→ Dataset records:
— Start —

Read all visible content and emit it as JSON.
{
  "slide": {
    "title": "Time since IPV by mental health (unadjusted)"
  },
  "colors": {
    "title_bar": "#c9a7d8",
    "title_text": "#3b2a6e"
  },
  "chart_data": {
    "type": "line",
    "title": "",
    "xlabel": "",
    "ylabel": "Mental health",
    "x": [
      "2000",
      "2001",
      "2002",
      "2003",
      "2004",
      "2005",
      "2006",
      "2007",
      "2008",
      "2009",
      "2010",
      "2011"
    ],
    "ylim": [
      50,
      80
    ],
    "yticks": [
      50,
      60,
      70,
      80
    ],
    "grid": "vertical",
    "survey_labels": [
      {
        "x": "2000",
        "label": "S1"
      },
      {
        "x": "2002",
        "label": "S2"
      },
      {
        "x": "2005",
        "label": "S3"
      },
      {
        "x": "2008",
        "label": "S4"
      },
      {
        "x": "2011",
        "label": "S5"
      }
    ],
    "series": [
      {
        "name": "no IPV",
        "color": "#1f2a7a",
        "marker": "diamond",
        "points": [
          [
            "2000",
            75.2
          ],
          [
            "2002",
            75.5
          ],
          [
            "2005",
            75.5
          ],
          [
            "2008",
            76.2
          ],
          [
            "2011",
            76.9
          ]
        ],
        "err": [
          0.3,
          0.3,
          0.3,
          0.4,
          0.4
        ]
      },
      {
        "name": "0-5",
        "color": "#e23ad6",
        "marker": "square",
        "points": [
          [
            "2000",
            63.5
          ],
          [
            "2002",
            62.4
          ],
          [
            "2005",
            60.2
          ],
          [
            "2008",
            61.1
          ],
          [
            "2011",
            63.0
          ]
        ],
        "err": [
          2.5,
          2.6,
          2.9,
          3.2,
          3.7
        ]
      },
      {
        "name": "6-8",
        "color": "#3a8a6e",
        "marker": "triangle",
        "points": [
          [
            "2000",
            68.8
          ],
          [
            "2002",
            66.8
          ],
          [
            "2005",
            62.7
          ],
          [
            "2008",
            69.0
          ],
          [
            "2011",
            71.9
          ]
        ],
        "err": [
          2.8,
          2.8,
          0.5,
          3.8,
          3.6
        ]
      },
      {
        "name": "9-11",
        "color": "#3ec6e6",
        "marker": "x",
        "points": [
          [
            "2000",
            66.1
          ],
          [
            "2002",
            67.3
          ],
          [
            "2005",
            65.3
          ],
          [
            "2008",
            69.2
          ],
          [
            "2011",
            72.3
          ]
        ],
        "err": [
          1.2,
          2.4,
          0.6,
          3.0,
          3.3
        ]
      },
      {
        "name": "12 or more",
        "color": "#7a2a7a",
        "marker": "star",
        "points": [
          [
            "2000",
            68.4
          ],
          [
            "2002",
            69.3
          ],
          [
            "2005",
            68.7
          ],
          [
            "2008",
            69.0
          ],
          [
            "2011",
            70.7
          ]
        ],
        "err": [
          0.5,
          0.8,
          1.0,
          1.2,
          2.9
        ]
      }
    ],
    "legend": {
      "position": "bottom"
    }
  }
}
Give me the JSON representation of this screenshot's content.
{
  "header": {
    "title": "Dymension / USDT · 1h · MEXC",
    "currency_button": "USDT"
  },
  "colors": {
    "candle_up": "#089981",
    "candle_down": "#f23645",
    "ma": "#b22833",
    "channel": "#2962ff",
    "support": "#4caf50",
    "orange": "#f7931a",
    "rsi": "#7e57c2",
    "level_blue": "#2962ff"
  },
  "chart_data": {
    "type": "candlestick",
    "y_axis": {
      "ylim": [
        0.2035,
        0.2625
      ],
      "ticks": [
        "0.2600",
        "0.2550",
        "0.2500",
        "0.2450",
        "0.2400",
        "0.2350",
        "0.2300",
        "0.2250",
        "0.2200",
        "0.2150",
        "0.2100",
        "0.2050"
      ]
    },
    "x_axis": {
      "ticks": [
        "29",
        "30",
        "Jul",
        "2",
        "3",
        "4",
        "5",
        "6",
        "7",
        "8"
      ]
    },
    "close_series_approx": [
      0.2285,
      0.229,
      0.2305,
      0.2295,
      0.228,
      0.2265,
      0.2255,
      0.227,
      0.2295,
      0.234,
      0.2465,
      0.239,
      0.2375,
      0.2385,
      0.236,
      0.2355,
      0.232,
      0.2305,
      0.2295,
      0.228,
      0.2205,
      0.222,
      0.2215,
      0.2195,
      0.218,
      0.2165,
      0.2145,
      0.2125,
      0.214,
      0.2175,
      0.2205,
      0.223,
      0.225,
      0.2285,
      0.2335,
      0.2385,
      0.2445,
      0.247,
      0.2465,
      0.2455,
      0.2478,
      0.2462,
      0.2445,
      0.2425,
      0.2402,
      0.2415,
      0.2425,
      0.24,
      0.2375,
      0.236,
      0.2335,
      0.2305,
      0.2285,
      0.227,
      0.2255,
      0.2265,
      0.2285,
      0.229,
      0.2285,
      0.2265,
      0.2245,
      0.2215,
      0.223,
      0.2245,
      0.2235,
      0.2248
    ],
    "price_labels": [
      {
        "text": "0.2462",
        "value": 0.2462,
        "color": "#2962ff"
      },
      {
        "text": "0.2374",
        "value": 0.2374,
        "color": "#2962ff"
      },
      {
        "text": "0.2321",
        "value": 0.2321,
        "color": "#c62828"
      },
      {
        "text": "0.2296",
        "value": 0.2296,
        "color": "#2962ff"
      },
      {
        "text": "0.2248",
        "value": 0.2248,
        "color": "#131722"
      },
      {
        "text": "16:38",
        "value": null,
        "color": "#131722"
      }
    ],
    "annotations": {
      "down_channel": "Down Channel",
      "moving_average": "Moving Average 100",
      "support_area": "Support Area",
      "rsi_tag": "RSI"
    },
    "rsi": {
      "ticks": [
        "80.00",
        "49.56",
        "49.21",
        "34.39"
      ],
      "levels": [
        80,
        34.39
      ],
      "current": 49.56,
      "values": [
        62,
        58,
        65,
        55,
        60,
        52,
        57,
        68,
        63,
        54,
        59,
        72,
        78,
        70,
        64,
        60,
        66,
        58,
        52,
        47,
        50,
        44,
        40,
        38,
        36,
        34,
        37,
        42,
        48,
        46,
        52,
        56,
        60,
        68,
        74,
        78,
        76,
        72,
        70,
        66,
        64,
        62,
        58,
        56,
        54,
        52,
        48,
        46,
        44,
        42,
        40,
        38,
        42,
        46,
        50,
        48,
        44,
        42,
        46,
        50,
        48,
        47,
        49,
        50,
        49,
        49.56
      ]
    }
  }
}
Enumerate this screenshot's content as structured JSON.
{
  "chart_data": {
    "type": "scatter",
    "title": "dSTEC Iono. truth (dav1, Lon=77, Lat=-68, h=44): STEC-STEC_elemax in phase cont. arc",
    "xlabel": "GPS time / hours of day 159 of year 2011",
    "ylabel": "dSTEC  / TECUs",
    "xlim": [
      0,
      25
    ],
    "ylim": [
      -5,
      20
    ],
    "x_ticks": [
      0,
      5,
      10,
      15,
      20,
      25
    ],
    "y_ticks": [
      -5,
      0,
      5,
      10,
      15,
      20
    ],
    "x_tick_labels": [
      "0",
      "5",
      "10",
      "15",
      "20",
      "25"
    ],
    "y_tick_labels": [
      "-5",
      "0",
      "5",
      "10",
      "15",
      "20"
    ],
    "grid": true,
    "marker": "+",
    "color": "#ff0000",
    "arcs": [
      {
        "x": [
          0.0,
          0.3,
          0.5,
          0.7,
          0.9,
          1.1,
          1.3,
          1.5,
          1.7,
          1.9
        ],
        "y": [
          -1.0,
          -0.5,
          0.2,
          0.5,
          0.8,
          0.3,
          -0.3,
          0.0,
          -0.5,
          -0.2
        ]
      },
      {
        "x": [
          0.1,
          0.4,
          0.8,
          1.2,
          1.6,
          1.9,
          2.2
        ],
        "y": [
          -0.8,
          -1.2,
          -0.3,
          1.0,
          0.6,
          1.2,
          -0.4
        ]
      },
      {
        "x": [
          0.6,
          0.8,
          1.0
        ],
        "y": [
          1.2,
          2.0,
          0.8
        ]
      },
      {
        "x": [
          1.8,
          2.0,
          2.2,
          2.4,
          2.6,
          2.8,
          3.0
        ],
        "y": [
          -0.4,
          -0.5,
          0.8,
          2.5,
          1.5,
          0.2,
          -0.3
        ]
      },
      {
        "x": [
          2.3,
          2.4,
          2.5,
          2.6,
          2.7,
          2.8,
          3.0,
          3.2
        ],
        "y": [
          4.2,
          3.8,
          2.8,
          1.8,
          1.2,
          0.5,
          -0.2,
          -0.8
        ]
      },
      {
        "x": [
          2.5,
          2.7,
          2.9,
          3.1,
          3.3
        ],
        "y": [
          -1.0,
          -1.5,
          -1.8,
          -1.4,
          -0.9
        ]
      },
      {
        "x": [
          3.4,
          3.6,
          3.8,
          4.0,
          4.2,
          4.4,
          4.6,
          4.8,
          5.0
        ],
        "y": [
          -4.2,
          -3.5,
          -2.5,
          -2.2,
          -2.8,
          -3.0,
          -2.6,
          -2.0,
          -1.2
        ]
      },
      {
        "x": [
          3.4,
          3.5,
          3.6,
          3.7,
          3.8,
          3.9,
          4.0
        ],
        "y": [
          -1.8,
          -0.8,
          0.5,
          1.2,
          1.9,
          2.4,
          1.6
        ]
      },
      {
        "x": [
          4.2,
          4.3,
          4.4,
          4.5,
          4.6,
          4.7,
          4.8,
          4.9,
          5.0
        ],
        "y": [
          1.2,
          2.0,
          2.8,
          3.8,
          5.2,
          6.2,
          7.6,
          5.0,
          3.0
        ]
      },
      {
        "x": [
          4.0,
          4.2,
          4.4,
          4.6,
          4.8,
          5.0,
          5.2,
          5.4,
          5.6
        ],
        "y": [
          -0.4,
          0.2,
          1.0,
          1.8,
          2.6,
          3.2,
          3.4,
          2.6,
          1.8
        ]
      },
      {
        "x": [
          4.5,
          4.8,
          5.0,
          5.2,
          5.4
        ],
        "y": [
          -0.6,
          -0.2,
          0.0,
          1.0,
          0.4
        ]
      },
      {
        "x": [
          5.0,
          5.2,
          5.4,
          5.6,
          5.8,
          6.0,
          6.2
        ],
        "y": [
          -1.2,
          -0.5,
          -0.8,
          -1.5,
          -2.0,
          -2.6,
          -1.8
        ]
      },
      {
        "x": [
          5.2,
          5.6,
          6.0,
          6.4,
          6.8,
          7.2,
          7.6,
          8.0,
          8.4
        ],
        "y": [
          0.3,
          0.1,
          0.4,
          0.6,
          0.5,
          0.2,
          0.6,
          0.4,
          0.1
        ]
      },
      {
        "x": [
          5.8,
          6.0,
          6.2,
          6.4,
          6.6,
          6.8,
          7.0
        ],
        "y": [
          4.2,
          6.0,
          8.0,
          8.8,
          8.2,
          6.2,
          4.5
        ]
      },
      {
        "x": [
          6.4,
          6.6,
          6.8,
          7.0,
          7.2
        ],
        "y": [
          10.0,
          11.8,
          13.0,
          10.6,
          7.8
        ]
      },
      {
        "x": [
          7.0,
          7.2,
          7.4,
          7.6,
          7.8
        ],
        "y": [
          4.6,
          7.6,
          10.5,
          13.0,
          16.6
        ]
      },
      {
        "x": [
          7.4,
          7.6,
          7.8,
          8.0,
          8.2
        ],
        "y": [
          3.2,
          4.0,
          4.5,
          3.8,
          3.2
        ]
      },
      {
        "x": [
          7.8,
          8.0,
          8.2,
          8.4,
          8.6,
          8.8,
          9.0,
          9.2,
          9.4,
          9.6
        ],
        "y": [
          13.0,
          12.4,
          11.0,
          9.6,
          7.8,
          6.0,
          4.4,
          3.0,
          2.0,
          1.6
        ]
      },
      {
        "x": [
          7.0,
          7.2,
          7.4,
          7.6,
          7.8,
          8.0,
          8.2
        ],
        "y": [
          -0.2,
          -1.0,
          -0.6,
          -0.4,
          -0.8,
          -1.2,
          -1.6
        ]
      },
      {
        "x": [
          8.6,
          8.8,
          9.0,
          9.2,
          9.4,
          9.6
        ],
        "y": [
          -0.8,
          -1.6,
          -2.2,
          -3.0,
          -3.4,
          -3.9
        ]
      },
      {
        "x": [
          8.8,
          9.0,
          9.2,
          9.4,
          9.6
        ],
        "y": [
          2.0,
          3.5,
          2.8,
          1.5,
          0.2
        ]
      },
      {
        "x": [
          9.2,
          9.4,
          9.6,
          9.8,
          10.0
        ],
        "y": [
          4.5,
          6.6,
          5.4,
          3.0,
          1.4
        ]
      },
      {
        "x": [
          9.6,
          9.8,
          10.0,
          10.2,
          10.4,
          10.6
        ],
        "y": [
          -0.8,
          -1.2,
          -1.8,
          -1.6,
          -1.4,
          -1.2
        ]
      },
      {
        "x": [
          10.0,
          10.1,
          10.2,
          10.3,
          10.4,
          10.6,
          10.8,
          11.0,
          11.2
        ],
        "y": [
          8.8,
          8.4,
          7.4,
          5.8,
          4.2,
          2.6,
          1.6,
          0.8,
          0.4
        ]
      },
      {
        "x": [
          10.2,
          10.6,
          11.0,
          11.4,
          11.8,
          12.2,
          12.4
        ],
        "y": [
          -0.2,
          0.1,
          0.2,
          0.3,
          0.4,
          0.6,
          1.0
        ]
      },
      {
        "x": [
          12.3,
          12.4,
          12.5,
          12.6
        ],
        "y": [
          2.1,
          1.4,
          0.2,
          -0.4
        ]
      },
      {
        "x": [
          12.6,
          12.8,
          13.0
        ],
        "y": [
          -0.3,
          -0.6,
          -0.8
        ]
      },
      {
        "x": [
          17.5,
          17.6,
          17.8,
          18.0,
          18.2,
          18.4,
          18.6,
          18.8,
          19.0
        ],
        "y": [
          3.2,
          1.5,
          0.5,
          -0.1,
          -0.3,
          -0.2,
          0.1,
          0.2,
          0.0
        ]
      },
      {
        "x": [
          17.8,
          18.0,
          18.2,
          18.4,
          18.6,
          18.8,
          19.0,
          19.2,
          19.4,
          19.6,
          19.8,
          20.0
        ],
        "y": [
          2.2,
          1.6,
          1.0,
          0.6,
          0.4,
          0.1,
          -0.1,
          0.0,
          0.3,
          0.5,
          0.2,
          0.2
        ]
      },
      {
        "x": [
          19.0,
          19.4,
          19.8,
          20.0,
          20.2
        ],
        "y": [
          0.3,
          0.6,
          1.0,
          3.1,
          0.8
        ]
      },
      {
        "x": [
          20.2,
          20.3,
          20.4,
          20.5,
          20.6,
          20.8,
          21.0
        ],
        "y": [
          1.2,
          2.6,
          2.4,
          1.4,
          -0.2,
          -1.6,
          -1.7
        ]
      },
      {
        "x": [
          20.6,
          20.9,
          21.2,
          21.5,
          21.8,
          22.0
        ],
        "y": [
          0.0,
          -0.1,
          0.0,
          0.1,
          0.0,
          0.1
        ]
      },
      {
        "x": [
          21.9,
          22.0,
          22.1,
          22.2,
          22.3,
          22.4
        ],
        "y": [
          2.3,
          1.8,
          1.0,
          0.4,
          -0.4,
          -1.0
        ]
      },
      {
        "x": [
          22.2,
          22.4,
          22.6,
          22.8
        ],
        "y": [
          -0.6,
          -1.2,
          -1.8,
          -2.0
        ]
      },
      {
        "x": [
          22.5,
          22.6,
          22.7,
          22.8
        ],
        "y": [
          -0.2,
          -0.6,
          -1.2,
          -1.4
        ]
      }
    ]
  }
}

— End —

→ Problem statement: Find the string "type" in the entries above and return each line that holds it.

→ The result:
    "type": "line",
    "type": "candlestick",
    "type": "scatter",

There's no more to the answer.